**TASK TO CARRY OUT:** Only lines with the word "this" are needed; collect each of them from the listing below.

Figure record extracts:

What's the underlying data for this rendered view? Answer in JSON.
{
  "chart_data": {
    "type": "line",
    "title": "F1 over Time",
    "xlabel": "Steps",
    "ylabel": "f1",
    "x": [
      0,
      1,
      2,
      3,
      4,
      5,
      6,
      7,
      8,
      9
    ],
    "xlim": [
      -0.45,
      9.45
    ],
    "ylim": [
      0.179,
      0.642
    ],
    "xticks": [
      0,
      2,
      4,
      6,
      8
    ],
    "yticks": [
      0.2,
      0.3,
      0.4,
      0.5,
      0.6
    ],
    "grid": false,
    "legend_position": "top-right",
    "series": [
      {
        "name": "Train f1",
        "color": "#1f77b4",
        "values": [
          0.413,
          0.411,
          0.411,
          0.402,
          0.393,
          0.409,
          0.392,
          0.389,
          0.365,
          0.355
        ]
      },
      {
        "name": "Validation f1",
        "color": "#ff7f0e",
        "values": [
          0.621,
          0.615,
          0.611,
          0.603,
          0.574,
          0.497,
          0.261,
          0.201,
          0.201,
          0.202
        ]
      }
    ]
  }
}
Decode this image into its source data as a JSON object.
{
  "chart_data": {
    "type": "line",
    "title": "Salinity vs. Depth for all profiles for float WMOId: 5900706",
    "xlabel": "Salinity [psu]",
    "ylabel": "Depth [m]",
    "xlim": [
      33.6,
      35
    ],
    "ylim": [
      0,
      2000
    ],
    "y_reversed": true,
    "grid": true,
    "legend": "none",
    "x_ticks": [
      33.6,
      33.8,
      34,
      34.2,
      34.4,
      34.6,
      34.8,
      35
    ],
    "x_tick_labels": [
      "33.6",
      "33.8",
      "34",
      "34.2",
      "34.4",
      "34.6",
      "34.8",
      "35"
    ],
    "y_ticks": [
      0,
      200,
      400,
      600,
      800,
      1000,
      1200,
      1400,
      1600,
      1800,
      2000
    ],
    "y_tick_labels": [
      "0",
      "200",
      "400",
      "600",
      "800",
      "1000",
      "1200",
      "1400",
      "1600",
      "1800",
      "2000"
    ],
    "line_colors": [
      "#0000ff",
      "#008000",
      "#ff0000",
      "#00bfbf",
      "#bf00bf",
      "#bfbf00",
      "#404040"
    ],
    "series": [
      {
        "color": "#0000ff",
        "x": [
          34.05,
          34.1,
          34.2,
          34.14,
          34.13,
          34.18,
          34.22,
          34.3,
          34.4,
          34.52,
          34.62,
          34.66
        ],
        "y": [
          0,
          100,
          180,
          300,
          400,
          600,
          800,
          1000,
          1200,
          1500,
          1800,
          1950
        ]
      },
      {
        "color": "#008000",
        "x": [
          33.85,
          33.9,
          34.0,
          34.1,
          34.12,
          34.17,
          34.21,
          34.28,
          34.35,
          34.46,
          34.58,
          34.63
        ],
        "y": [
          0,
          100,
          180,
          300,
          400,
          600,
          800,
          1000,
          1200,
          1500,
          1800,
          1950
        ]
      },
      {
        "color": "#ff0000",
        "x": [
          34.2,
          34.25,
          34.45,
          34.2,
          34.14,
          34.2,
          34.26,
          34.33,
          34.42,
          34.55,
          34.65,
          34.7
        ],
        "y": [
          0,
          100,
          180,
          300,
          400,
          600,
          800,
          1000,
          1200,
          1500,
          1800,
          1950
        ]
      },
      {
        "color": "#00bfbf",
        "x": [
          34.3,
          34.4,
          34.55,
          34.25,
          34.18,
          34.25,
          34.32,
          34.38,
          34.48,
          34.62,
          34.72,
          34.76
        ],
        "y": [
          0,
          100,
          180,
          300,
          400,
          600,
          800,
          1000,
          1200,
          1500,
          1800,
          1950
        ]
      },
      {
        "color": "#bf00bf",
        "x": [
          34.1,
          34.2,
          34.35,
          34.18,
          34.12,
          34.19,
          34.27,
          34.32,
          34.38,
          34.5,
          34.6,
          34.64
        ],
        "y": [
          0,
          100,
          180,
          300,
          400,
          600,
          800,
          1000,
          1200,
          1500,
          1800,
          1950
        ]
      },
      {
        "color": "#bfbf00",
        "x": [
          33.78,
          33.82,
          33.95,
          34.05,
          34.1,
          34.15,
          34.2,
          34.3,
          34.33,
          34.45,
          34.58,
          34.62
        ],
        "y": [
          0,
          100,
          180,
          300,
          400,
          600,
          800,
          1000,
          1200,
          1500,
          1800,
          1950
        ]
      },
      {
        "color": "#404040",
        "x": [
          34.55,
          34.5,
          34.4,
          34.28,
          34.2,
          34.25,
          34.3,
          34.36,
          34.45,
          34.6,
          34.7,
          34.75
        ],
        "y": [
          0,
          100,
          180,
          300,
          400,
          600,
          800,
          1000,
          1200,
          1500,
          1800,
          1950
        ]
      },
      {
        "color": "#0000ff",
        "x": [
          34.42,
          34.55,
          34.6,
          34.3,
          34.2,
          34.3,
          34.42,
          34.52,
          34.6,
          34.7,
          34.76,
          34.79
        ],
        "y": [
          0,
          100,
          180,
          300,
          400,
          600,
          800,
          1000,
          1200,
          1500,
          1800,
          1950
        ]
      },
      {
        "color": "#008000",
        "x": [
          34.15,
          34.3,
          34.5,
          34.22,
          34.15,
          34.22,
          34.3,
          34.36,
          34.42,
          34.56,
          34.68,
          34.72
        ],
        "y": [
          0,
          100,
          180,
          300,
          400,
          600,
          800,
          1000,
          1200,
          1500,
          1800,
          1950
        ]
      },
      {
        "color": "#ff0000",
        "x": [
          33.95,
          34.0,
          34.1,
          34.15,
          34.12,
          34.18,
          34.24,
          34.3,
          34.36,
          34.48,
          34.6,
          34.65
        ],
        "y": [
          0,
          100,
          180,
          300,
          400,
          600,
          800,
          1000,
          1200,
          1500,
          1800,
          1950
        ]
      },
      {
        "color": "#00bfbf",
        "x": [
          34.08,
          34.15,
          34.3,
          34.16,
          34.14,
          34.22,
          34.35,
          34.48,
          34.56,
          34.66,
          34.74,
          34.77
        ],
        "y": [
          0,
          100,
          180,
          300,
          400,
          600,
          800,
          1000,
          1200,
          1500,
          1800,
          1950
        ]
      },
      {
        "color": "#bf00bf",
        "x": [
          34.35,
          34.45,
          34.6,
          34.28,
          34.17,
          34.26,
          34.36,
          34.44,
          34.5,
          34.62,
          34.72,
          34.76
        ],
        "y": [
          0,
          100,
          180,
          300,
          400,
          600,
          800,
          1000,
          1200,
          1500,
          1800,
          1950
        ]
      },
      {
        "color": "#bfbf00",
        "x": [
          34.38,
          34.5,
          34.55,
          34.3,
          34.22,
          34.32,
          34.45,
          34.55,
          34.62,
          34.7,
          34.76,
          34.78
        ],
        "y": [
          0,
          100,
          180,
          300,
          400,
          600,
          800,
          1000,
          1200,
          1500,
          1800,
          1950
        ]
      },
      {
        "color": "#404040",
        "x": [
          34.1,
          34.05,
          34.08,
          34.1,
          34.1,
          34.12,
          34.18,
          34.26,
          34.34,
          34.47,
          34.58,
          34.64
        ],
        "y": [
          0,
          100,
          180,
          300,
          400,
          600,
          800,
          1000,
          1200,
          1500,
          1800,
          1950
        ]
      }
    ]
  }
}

**ANSWER IN FULL:**
What's the underlying data for this rendered view? Answer in JSON.
Decode this image into its source data as a JSON object.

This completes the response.